**Directions for this task:**
Lines containing the string "frac" are to be collected in full.

========================================

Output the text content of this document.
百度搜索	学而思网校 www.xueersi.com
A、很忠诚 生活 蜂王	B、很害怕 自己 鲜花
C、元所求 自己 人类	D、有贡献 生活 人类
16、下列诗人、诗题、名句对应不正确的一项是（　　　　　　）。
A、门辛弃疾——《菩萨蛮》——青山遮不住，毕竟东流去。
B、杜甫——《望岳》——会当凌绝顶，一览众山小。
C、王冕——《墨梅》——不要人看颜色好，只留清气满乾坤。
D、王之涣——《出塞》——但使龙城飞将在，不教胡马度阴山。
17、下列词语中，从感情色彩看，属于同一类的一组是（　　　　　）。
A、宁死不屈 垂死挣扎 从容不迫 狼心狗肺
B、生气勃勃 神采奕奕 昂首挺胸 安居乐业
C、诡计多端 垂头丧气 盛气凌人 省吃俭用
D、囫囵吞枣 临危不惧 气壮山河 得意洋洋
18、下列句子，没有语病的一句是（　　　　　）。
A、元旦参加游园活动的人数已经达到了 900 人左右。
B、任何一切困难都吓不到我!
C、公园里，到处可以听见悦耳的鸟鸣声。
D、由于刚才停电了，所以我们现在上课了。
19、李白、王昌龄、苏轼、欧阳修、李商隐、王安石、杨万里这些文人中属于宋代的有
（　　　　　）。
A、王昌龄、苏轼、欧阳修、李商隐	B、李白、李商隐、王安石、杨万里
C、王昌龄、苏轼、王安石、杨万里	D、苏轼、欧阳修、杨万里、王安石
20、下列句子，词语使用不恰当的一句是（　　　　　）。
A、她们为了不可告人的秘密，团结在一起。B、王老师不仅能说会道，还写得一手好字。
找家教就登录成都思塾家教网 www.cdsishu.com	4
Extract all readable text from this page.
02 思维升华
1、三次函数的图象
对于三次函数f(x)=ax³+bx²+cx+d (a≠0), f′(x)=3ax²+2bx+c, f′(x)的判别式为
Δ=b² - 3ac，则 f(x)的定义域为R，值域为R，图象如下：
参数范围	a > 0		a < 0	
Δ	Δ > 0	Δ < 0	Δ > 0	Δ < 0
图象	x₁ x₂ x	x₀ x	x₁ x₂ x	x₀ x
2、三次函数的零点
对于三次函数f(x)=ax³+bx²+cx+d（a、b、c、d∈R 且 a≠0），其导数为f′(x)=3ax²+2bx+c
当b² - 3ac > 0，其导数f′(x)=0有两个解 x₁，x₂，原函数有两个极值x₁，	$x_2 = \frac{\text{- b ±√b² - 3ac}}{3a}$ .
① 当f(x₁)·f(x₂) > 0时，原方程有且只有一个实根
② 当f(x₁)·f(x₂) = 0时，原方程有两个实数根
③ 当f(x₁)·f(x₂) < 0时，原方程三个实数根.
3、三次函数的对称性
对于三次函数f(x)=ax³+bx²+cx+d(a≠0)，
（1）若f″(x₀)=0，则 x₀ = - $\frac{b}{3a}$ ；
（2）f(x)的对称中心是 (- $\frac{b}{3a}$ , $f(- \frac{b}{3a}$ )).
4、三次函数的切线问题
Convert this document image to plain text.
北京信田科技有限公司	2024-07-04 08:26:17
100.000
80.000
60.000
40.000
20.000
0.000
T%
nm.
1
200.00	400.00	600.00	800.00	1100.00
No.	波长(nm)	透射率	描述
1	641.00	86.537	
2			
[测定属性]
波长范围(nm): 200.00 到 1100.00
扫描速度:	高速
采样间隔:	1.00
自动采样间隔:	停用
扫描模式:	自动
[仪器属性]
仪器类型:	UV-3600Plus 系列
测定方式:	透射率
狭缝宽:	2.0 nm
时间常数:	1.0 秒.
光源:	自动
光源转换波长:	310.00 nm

========================================

**Answer to the problem:**
当b² - 3ac > 0，其导数f′(x)=0有两个解 x₁，x₂，原函数有两个极值x₁，	$x_2 = \frac{\text{- b ±√b² - 3ac}}{3a}$ .
（1）若f″(x₀)=0，则 x₀ = - $\frac{b}{3a}$ ；
（2）f(x)的对称中心是 (- $\frac{b}{3a}$ , $f(- \frac{b}{3a}$ )).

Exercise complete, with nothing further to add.